━━ RECORDS SUPPLIED ━━
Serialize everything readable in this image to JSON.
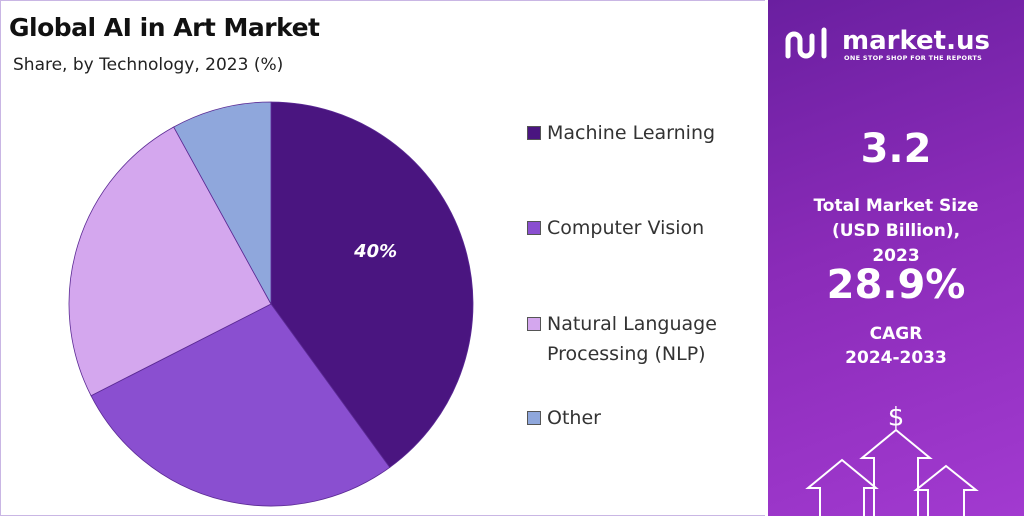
{
  "chart_data": {
    "type": "pie",
    "title": "Global AI in Art Market",
    "subtitle": "Share, by Technology, 2023 (%)",
    "categories": [
      "Machine Learning",
      "Computer Vision",
      "Natural Language Processing (NLP)",
      "Other"
    ],
    "values": [
      40,
      27.5,
      24.5,
      8
    ],
    "value_labels": [
      "40%",
      null,
      null,
      null
    ],
    "colors": [
      "#4a1580",
      "#8a4fd0",
      "#d4a7ee",
      "#8fa7dc"
    ],
    "legend": "right"
  },
  "panel": {
    "brand": "market.us",
    "tagline": "ONE STOP SHOP FOR THE REPORTS",
    "market_size": "3.2",
    "market_size_label": "Total Market Size (USD Billion), 2023",
    "cagr": "28.9%",
    "cagr_label": "CAGR",
    "cagr_period": "2024-2033"
  }
}
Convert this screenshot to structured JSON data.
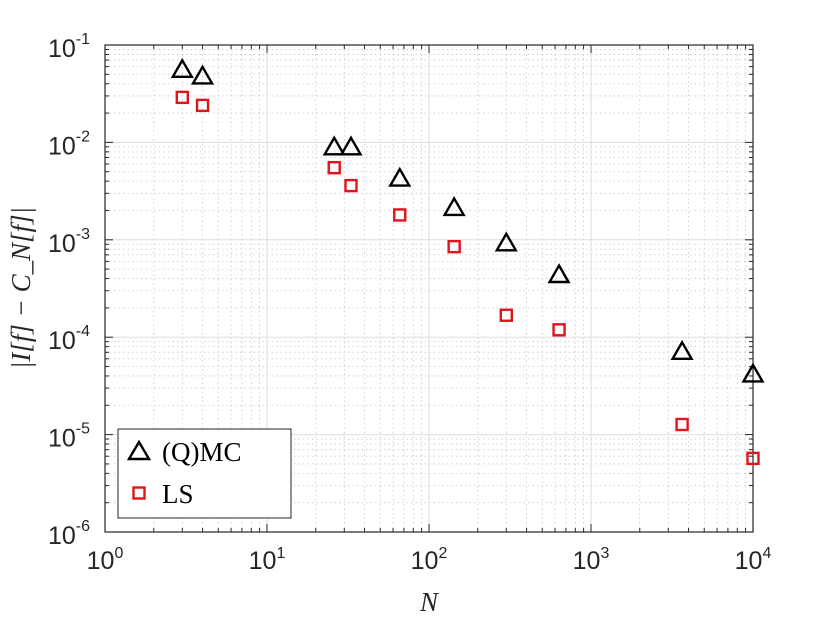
{
  "chart_data": {
    "type": "scatter",
    "xlabel": "N",
    "ylabel": "|I[f] − C_N[f]|",
    "xscale": "log",
    "yscale": "log",
    "xlim": [
      1,
      10000
    ],
    "ylim": [
      1e-06,
      0.1
    ],
    "grid": true,
    "legend_position": "bottom-left",
    "x_ticks": [
      {
        "value": 1,
        "base": "10",
        "exp": "0"
      },
      {
        "value": 10,
        "base": "10",
        "exp": "1"
      },
      {
        "value": 100,
        "base": "10",
        "exp": "2"
      },
      {
        "value": 1000,
        "base": "10",
        "exp": "3"
      },
      {
        "value": 10000,
        "base": "10",
        "exp": "4"
      }
    ],
    "y_ticks": [
      {
        "value": 0.1,
        "base": "10",
        "exp": "-1"
      },
      {
        "value": 0.01,
        "base": "10",
        "exp": "-2"
      },
      {
        "value": 0.001,
        "base": "10",
        "exp": "-3"
      },
      {
        "value": 0.0001,
        "base": "10",
        "exp": "-4"
      },
      {
        "value": 1e-05,
        "base": "10",
        "exp": "-5"
      },
      {
        "value": 1e-06,
        "base": "10",
        "exp": "-6"
      }
    ],
    "series": [
      {
        "name": "(Q)MC",
        "marker": "triangle",
        "color": "#000000",
        "x": [
          3,
          4,
          26,
          33,
          66,
          143,
          300,
          635,
          3650,
          10000
        ],
        "y": [
          0.055,
          0.047,
          0.0088,
          0.0088,
          0.0042,
          0.0021,
          0.00091,
          0.00043,
          7e-05,
          4.1e-05
        ]
      },
      {
        "name": "LS",
        "marker": "square",
        "color": "#e0141b",
        "x": [
          3,
          4,
          26,
          33,
          66,
          143,
          300,
          635,
          3650,
          10000
        ],
        "y": [
          0.029,
          0.024,
          0.0055,
          0.0036,
          0.0018,
          0.00085,
          0.000168,
          0.000119,
          1.27e-05,
          5.7e-06
        ]
      }
    ]
  }
}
━━━
→ REQUIREMENTS
Repeat each entry precisely as it appears. Leave the pictures out.

→ EXERCISE RESPONSE
Serialize everything readable in this image to JSON.
{
  "chart_data": {
    "type": "pie",
    "title": "Global AI in Art Market",
    "subtitle": "Share, by Technology, 2023 (%)",
    "categories": [
      "Machine Learning",
      "Computer Vision",
      "Natural Language Processing (NLP)",
      "Other"
    ],
    "values": [
      40,
      27.5,
      24.5,
      8
    ],
    "value_labels": [
      "40%",
      null,
      null,
      null
    ],
    "colors": [
      "#4a1580",
      "#8a4fd0",
      "#d4a7ee",
      "#8fa7dc"
    ],
    "legend": "right"
  },
  "panel": {
    "brand": "market.us",
    "tagline": "ONE STOP SHOP FOR THE REPORTS",
    "market_size": "3.2",
    "market_size_label": "Total Market Size (USD Billion), 2023",
    "cagr": "28.9%",
    "cagr_label": "CAGR",
    "cagr_period": "2024-2033"
  }
}
Convert this screenshot to structured JSON data.
{
  "chart_data": {
    "type": "scatter",
    "xlabel": "N",
    "ylabel": "|I[f] − C_N[f]|",
    "xscale": "log",
    "yscale": "log",
    "xlim": [
      1,
      10000
    ],
    "ylim": [
      1e-06,
      0.1
    ],
    "grid": true,
    "legend_position": "bottom-left",
    "x_ticks": [
      {
        "value": 1,
        "base": "10",
        "exp": "0"
      },
      {
        "value": 10,
        "base": "10",
        "exp": "1"
      },
      {
        "value": 100,
        "base": "10",
        "exp": "2"
      },
      {
        "value": 1000,
        "base": "10",
        "exp": "3"
      },
      {
        "value": 10000,
        "base": "10",
        "exp": "4"
      }
    ],
    "y_ticks": [
      {
        "value": 0.1,
        "base": "10",
        "exp": "-1"
      },
      {
        "value": 0.01,
        "base": "10",
        "exp": "-2"
      },
      {
        "value": 0.001,
        "base": "10",
        "exp": "-3"
      },
      {
        "value": 0.0001,
        "base": "10",
        "exp": "-4"
      },
      {
        "value": 1e-05,
        "base": "10",
        "exp": "-5"
      },
      {
        "value": 1e-06,
        "base": "10",
        "exp": "-6"
      }
    ],
    "series": [
      {
        "name": "(Q)MC",
        "marker": "triangle",
        "color": "#000000",
        "x": [
          3,
          4,
          26,
          33,
          66,
          143,
          300,
          635,
          3650,
          10000
        ],
        "y": [
          0.055,
          0.047,
          0.0088,
          0.0088,
          0.0042,
          0.0021,
          0.00091,
          0.00043,
          7e-05,
          4.1e-05
        ]
      },
      {
        "name": "LS",
        "marker": "square",
        "color": "#e0141b",
        "x": [
          3,
          4,
          26,
          33,
          66,
          143,
          300,
          635,
          3650,
          10000
        ],
        "y": [
          0.029,
          0.024,
          0.0055,
          0.0036,
          0.0018,
          0.00085,
          0.000168,
          0.000119,
          1.27e-05,
          5.7e-06
        ]
      }
    ]
  }
}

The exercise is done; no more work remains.